## Work to do
Locate every line below that contains the word "Historische" and copy it.
┄┄┄┄┄┄
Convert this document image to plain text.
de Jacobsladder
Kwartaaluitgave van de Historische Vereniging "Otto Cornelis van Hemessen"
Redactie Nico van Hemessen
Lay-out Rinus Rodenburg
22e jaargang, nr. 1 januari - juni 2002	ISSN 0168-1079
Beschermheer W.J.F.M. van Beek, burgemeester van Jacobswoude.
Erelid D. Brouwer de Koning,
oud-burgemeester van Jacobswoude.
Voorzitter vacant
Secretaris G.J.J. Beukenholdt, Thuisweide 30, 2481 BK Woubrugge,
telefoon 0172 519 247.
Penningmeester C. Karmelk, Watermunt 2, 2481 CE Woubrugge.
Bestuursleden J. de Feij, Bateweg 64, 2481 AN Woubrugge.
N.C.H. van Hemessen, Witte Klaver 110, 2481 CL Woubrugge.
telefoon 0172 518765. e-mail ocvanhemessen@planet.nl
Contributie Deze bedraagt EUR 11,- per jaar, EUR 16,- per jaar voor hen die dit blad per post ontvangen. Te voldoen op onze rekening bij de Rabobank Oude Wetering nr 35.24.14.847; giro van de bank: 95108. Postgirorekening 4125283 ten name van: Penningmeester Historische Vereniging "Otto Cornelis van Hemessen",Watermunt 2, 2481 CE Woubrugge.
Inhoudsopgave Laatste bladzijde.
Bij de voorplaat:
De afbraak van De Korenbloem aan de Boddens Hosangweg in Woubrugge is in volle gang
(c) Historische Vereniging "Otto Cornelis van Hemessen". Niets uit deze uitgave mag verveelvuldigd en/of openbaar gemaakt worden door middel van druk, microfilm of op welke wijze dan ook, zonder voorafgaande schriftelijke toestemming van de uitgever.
┄┄┄┄┄┄
## Reply to the exercise
Kwartaaluitgave van de Historische Vereniging "Otto Cornelis van Hemessen"
Contributie Deze bedraagt EUR 11,- per jaar, EUR 16,- per jaar voor hen die dit blad per post ontvangen. Te voldoen op onze rekening bij de Rabobank Oude Wetering nr 35.24.14.847; giro van de bank: 95108. Postgirorekening 4125283 ten name van: Penningmeester Historische Vereniging "Otto Cornelis van Hemessen",Watermunt 2, 2481 CE Woubrugge.
(c) Historische Vereniging "Otto Cornelis van Hemessen". Niets uit deze uitgave mag verveelvuldigd en/of openbaar gemaakt worden door middel van druk, microfilm of op welke wijze dan ook, zonder voorafgaande schriftelijke toestemming van de uitgever.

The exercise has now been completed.